## What is needed:
Select the lines below containing the word "Size".

## Information shown:
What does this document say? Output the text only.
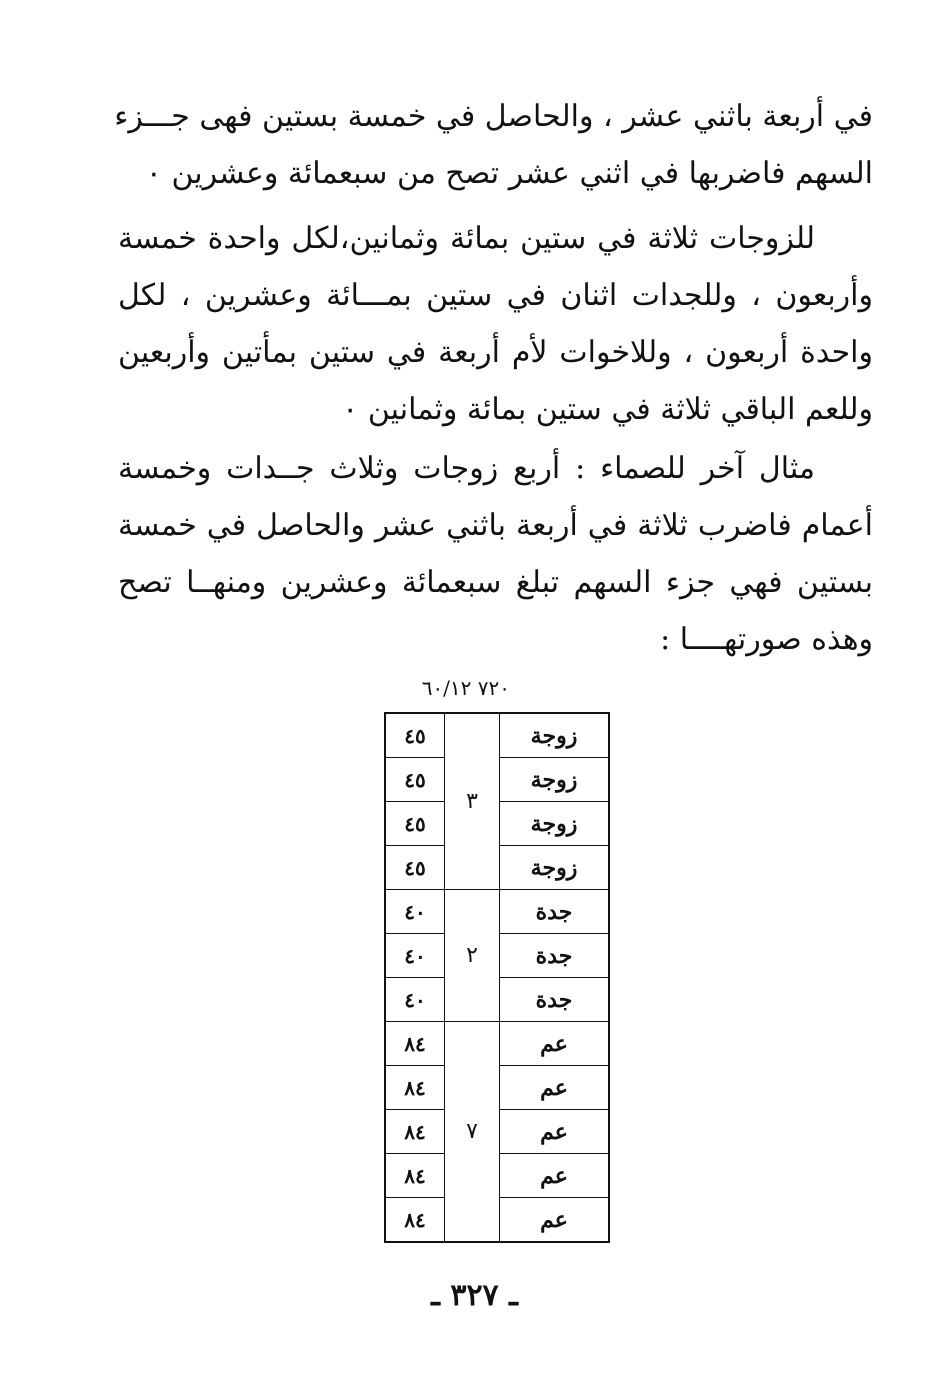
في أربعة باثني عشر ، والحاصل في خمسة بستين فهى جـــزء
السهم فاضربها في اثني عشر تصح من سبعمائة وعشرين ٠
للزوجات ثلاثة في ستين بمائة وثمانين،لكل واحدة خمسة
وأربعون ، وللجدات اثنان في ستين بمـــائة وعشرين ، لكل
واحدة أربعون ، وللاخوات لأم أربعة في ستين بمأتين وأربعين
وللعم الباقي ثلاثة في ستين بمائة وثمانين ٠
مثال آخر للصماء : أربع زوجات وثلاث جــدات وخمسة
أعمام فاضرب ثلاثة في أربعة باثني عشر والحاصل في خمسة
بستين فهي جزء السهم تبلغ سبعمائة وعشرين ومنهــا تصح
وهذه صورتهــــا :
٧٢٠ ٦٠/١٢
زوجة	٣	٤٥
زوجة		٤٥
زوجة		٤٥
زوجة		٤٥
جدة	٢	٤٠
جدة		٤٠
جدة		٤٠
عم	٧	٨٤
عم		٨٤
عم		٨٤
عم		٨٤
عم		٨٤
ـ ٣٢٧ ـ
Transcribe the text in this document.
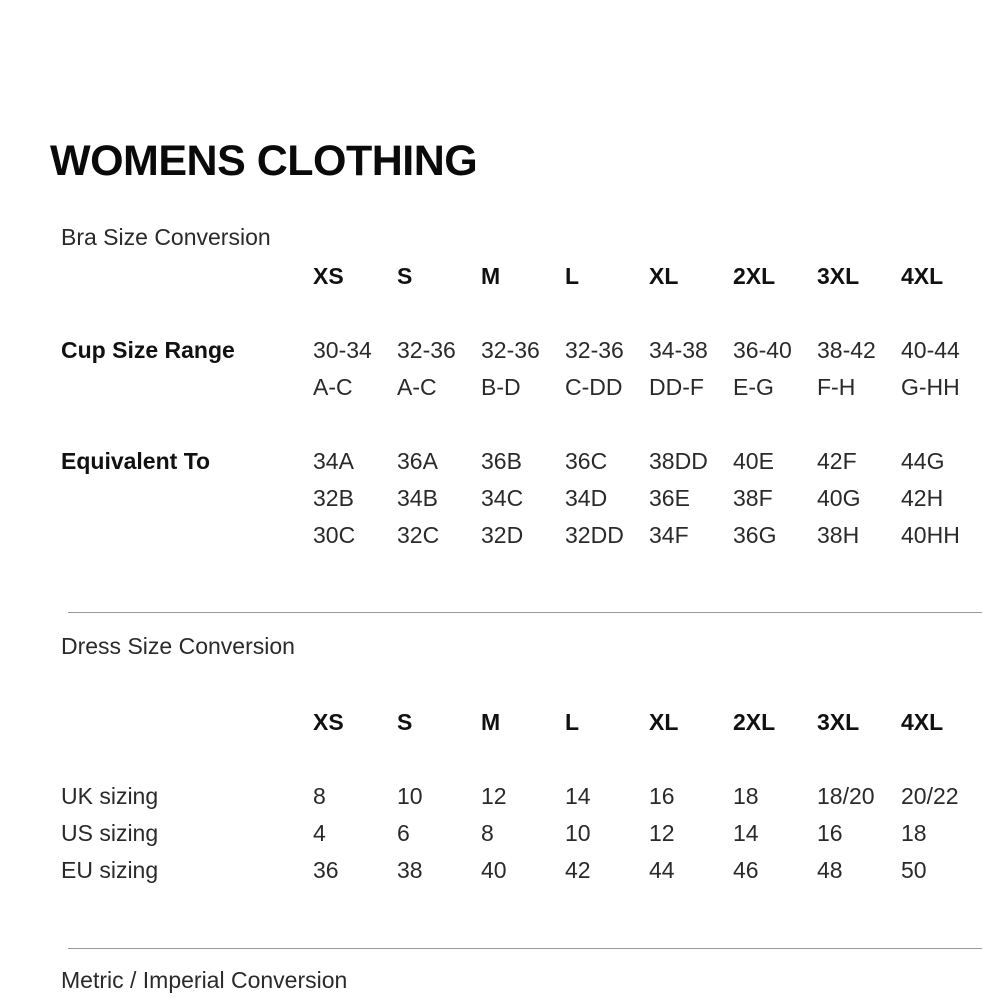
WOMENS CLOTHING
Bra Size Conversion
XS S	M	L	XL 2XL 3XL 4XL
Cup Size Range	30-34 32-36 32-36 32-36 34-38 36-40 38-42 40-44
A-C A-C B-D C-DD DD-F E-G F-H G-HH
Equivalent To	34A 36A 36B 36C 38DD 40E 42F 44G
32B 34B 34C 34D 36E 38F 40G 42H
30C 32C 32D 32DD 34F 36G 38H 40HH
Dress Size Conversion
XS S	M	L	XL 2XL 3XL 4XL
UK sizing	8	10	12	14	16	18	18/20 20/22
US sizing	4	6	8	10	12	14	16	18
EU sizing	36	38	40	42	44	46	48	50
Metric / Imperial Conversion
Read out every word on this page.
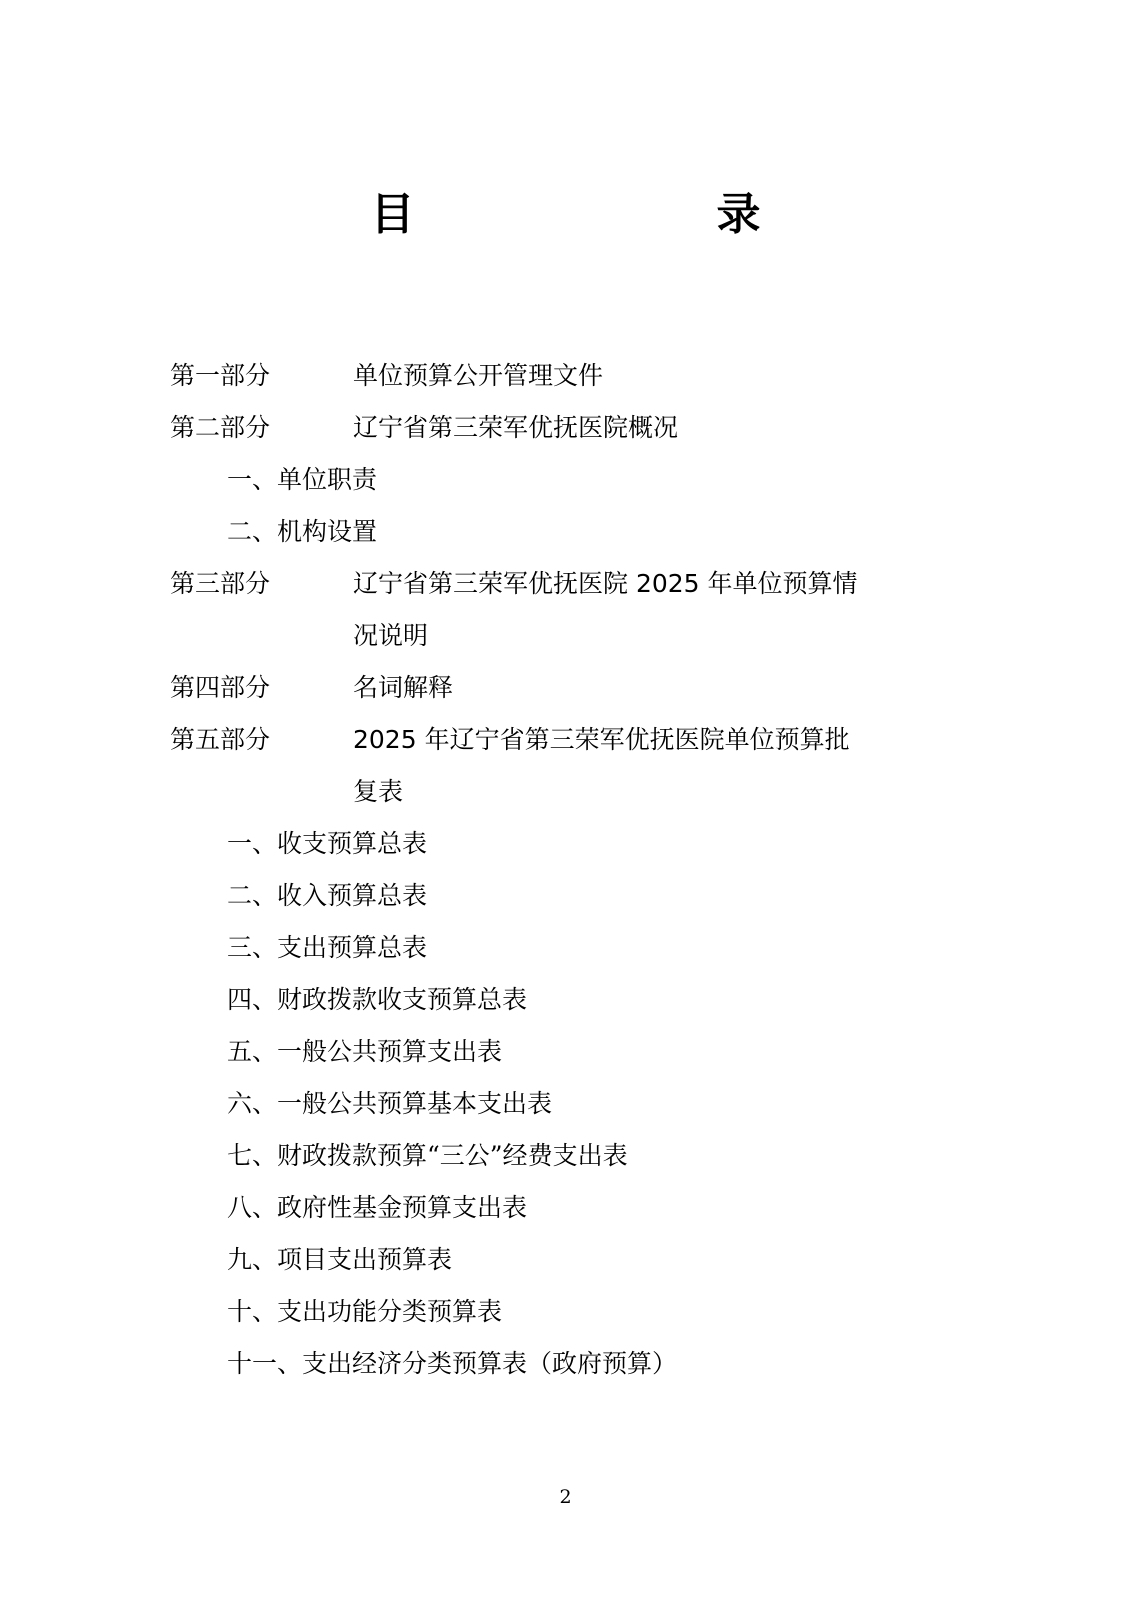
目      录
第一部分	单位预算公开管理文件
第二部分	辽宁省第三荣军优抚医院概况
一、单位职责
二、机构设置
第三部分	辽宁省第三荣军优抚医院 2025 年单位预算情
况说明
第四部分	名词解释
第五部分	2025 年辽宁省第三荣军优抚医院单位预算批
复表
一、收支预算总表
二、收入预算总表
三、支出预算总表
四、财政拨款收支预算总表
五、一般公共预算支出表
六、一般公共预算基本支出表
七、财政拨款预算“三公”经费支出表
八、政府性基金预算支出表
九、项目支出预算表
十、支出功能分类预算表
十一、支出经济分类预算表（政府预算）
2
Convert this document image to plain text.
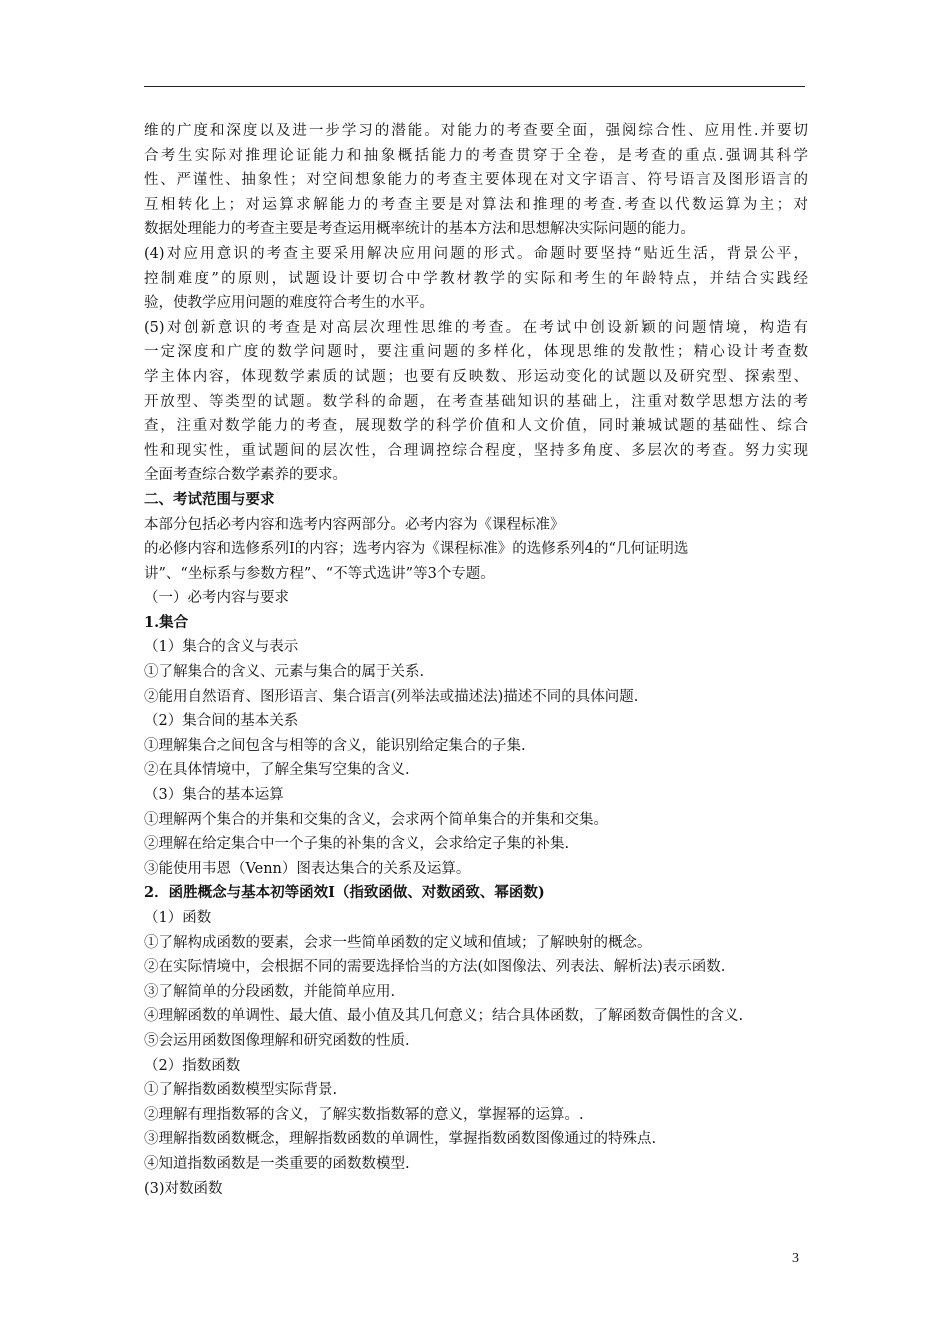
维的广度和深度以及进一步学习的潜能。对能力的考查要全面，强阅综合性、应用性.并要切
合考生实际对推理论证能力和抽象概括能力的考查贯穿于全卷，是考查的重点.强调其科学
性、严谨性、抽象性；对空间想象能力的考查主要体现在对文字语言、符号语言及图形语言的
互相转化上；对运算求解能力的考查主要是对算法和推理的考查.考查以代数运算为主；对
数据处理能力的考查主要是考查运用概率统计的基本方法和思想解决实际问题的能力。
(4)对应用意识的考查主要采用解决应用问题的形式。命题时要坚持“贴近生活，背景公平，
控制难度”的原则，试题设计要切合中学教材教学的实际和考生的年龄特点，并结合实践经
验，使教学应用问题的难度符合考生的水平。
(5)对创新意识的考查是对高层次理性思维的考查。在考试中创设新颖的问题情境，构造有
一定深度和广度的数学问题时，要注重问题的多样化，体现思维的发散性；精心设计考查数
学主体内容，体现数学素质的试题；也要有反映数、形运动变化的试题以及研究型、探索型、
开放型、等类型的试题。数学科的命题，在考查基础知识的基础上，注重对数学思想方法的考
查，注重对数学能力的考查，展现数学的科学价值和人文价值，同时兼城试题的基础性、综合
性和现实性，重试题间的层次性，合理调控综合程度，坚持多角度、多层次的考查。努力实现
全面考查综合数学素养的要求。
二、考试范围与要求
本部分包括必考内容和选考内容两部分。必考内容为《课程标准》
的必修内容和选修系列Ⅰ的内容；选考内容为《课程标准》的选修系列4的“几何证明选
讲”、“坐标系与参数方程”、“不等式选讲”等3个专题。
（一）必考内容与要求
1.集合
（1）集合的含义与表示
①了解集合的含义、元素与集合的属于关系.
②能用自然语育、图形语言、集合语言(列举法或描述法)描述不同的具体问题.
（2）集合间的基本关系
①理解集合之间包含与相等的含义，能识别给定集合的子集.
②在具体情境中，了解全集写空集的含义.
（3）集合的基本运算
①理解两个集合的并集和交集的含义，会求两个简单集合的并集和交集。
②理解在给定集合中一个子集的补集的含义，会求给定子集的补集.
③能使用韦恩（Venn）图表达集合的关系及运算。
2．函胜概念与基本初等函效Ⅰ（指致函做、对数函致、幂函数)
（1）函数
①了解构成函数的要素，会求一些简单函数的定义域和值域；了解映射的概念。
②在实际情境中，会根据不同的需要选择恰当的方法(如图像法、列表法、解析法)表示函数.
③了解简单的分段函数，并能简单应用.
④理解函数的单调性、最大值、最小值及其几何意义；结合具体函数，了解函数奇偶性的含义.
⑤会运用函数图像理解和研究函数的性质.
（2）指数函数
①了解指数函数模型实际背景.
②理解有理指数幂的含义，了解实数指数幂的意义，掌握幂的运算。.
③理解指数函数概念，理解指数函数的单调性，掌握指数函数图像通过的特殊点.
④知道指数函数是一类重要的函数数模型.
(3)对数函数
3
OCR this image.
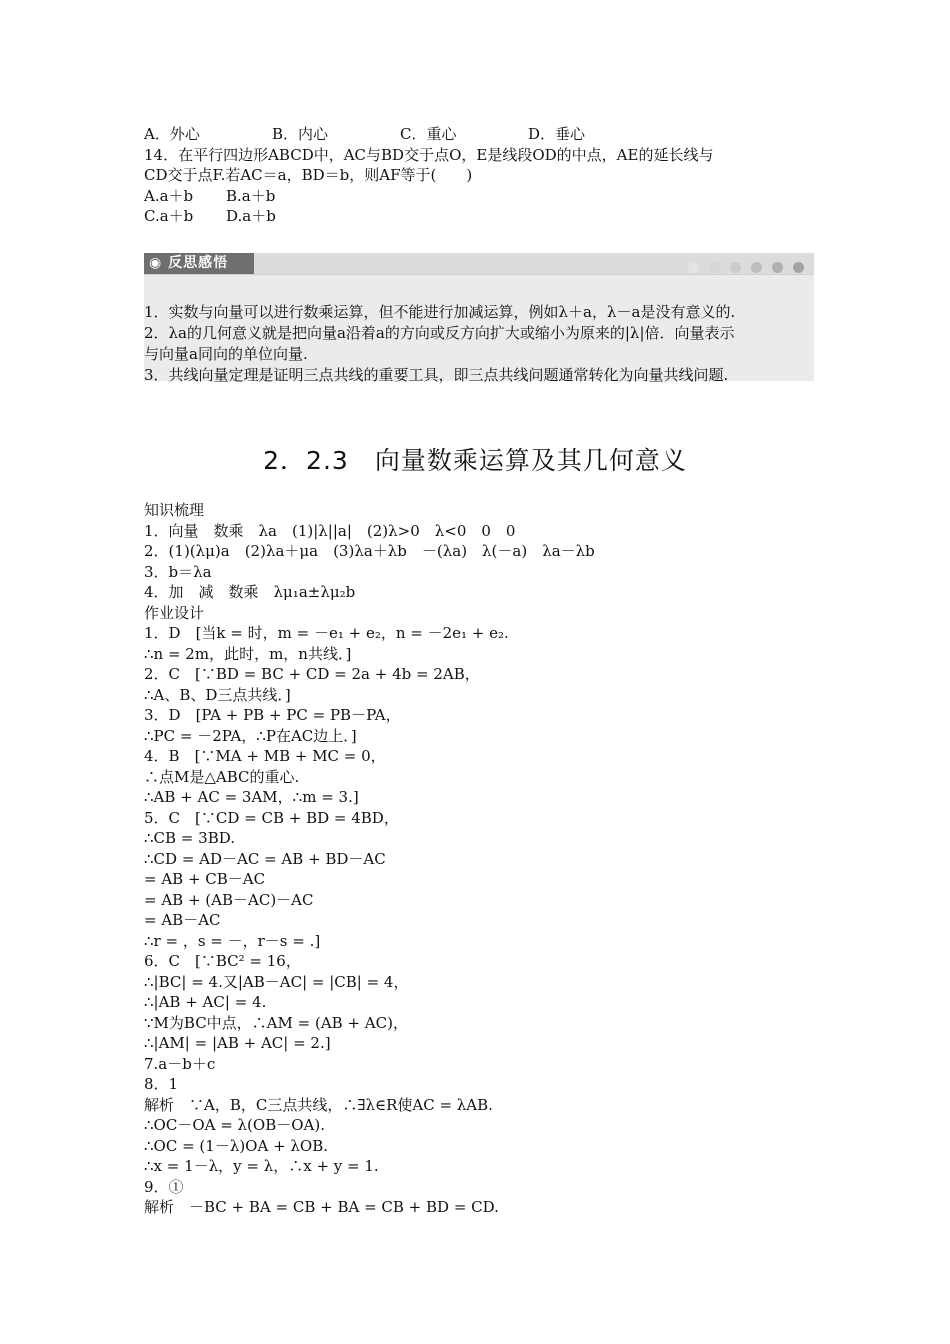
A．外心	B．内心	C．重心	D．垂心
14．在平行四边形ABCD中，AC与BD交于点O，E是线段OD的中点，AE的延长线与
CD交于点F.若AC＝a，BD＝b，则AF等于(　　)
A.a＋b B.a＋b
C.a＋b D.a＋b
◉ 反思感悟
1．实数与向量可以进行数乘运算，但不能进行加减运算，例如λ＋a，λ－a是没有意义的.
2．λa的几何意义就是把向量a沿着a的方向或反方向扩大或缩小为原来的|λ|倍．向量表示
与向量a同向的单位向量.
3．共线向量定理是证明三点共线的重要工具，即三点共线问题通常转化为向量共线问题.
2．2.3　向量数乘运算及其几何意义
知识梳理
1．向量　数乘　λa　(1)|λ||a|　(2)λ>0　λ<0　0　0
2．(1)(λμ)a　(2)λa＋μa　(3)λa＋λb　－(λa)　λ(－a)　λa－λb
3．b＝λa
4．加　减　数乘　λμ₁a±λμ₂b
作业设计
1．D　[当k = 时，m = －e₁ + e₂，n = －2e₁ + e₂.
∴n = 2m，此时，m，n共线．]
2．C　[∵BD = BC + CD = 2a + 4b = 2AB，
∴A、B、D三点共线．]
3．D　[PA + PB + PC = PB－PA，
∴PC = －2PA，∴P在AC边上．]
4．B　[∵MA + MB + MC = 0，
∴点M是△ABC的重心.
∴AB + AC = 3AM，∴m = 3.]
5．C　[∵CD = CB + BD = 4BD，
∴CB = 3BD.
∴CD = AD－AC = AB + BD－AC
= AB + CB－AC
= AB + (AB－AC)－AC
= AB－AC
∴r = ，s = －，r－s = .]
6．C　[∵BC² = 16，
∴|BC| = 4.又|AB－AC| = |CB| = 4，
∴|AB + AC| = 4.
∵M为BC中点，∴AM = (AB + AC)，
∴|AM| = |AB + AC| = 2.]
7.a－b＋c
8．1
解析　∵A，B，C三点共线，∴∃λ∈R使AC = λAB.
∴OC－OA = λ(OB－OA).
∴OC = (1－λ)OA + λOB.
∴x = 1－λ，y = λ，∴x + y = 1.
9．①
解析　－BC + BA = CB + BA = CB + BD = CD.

## Reply to the task:
Bra Size Conversion
Cup Size Range	30-34 32-36 32-36 32-36 34-38 36-40 38-42 40-44
Dress Size Conversion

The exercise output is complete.